*Stated problem*
Can you retype every record below exactly as written?

Chart and figure data
----------------------------------------

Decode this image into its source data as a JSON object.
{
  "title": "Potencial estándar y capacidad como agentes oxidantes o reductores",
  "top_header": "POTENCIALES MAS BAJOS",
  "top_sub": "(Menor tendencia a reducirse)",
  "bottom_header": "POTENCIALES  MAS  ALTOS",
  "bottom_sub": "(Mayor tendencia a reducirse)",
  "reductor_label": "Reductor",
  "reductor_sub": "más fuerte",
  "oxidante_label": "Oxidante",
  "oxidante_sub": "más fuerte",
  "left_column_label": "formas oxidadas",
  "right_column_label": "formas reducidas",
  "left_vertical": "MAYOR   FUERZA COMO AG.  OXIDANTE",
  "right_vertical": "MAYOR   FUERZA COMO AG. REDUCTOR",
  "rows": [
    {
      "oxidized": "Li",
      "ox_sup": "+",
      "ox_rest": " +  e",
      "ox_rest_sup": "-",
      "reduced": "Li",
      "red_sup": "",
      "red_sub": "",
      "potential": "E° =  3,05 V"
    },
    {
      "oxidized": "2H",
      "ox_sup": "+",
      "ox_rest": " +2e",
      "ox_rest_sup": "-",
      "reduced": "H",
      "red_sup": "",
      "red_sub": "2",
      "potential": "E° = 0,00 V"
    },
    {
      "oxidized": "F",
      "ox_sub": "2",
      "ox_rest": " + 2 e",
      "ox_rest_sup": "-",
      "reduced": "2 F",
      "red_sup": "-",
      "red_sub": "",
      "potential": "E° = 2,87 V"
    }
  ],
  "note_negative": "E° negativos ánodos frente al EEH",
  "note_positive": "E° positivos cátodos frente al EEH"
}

----------------------------------------

*Task result*
Decode this image into its source data as a JSON object.
{
  "title": "Potencial estándar y capacidad como agentes oxidantes o reductores",
  "top_header": "POTENCIALES MAS BAJOS",
  "top_sub": "(Menor tendencia a reducirse)",
  "bottom_header": "POTENCIALES  MAS  ALTOS",
  "bottom_sub": "(Mayor tendencia a reducirse)",
  "reductor_label": "Reductor",
  "reductor_sub": "más fuerte",
  "oxidante_label": "Oxidante",
  "oxidante_sub": "más fuerte",
  "left_column_label": "formas oxidadas",
  "right_column_label": "formas reducidas",
  "left_vertical": "MAYOR   FUERZA COMO AG.  OXIDANTE",
  "right_vertical": "MAYOR   FUERZA COMO AG. REDUCTOR",
  "rows": [
    {
      "oxidized": "Li",
      "ox_sup": "+",
      "ox_rest": " +  e",
      "ox_rest_sup": "-",
      "reduced": "Li",
      "red_sup": "",
      "red_sub": "",
      "potential": "E° =  3,05 V"
    },
    {
      "oxidized": "2H",
      "ox_sup": "+",
      "ox_rest": " +2e",
      "ox_rest_sup": "-",
      "reduced": "H",
      "red_sup": "",
      "red_sub": "2",
      "potential": "E° = 0,00 V"
    },
    {
      "oxidized": "F",
      "ox_sub": "2",
      "ox_rest": " + 2 e",
      "ox_rest_sup": "-",
      "reduced": "2 F",
      "red_sup": "-",
      "red_sub": "",
      "potential": "E° = 2,87 V"
    }
  ],
  "note_negative": "E° negativos ánodos frente al EEH",
  "note_positive": "E° positivos cátodos frente al EEH"
}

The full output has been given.